## BEGIN DATA FOR THIS TASK
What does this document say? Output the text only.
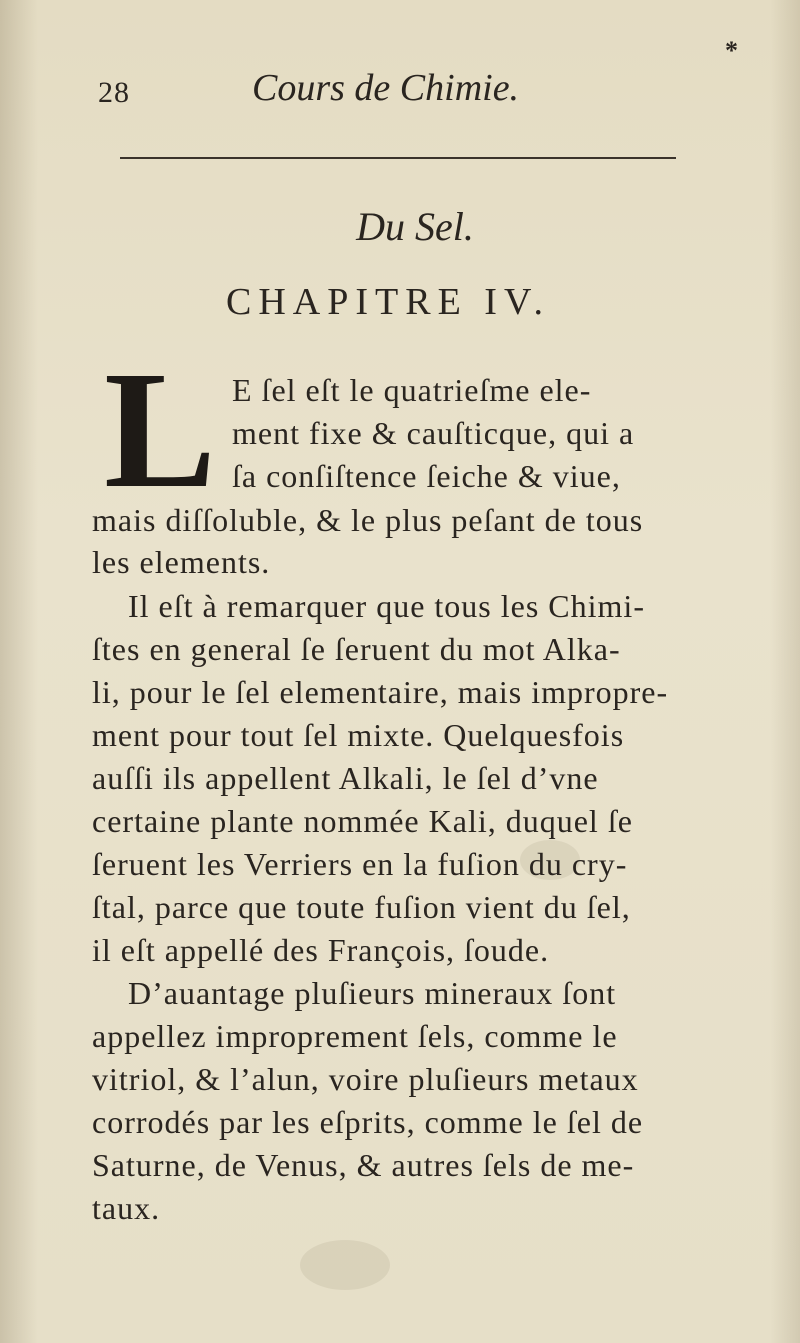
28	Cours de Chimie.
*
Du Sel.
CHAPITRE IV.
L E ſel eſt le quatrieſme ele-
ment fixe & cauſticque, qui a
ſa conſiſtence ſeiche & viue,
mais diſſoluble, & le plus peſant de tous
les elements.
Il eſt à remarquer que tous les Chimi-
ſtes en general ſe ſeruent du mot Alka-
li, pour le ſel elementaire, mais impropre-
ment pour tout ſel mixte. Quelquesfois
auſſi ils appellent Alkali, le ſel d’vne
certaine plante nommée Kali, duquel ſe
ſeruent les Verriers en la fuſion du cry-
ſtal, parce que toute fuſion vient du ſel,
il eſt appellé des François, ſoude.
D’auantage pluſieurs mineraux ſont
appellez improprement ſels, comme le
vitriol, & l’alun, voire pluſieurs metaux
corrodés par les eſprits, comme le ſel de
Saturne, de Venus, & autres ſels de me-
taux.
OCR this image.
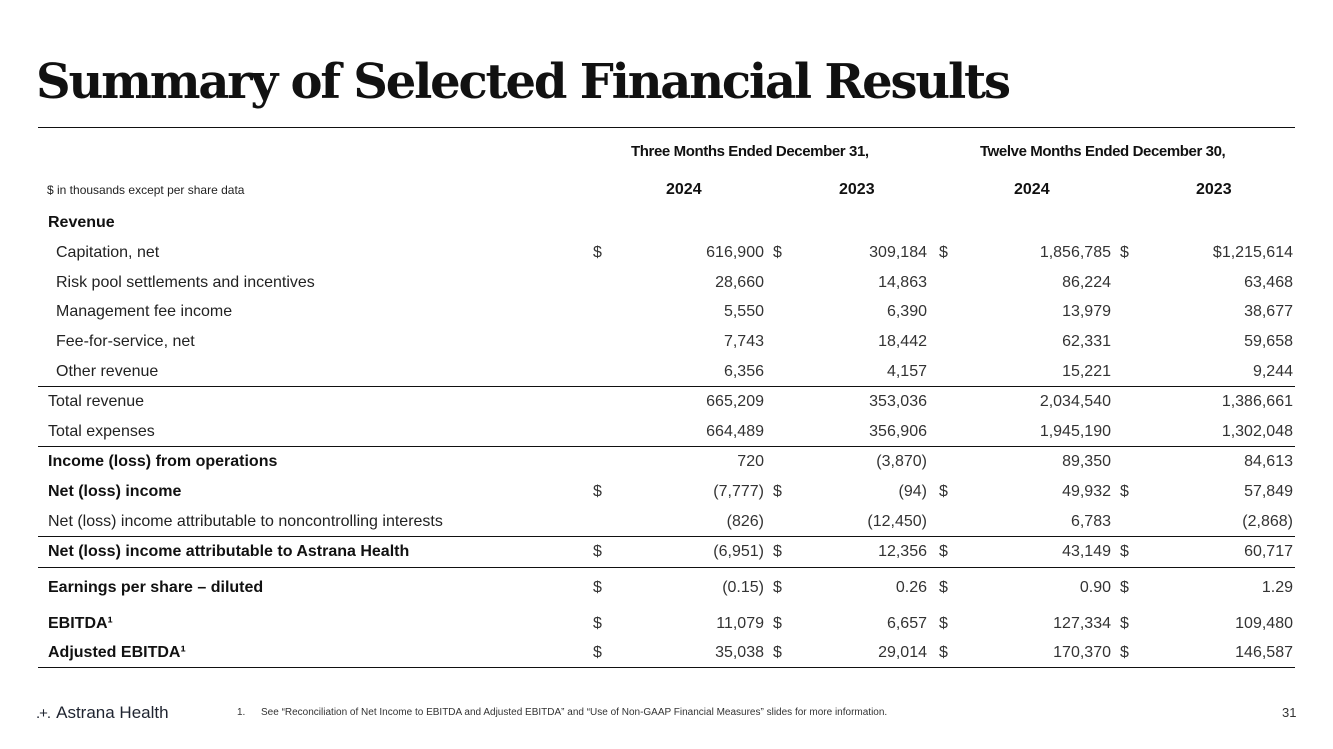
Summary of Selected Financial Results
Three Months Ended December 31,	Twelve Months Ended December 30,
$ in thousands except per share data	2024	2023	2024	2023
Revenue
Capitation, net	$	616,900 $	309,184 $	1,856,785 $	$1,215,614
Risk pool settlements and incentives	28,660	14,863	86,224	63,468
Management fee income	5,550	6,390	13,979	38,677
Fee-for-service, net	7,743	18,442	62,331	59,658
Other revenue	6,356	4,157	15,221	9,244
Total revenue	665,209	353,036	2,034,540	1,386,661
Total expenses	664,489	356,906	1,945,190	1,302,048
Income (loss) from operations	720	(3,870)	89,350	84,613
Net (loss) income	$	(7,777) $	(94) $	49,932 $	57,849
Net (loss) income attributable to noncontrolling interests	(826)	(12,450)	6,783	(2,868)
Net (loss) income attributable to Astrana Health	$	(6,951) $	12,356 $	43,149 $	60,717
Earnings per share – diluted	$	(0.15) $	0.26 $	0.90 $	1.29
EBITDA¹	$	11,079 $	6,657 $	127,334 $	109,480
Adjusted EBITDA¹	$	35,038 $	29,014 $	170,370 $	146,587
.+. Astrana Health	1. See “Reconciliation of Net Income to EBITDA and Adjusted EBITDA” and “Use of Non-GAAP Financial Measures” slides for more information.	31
## END DATA FOR THIS TASK
- _REQUEST_
Write out the entries again, exactly as given, skipping any images.

- _THE OUTPUT_
What does this document say? Output the text only.
28	Cours de Chimie.
*
Du Sel.
CHAPITRE IV.
L E ſel eſt le quatrieſme ele-
ment fixe & cauſticque, qui a
ſa conſiſtence ſeiche & viue,
mais diſſoluble, & le plus peſant de tous
les elements.
Il eſt à remarquer que tous les Chimi-
ſtes en general ſe ſeruent du mot Alka-
li, pour le ſel elementaire, mais impropre-
ment pour tout ſel mixte. Quelquesfois
auſſi ils appellent Alkali, le ſel d’vne
certaine plante nommée Kali, duquel ſe
ſeruent les Verriers en la fuſion du cry-
ſtal, parce que toute fuſion vient du ſel,
il eſt appellé des François, ſoude.
D’auantage pluſieurs mineraux ſont
appellez improprement ſels, comme le
vitriol, & l’alun, voire pluſieurs metaux
corrodés par les eſprits, comme le ſel de
Saturne, de Venus, & autres ſels de me-
taux.
OCR this image.
Summary of Selected Financial Results
Three Months Ended December 31,	Twelve Months Ended December 30,
$ in thousands except per share data	2024	2023	2024	2023
Revenue
Capitation, net	$	616,900 $	309,184 $	1,856,785 $	$1,215,614
Risk pool settlements and incentives	28,660	14,863	86,224	63,468
Management fee income	5,550	6,390	13,979	38,677
Fee-for-service, net	7,743	18,442	62,331	59,658
Other revenue	6,356	4,157	15,221	9,244
Total revenue	665,209	353,036	2,034,540	1,386,661
Total expenses	664,489	356,906	1,945,190	1,302,048
Income (loss) from operations	720	(3,870)	89,350	84,613
Net (loss) income	$	(7,777) $	(94) $	49,932 $	57,849
Net (loss) income attributable to noncontrolling interests	(826)	(12,450)	6,783	(2,868)
Net (loss) income attributable to Astrana Health	$	(6,951) $	12,356 $	43,149 $	60,717
Earnings per share – diluted	$	(0.15) $	0.26 $	0.90 $	1.29
EBITDA¹	$	11,079 $	6,657 $	127,334 $	109,480
Adjusted EBITDA¹	$	35,038 $	29,014 $	170,370 $	146,587
.+. Astrana Health	1. See “Reconciliation of Net Income to EBITDA and Adjusted EBITDA” and “Use of Non-GAAP Financial Measures” slides for more information.	31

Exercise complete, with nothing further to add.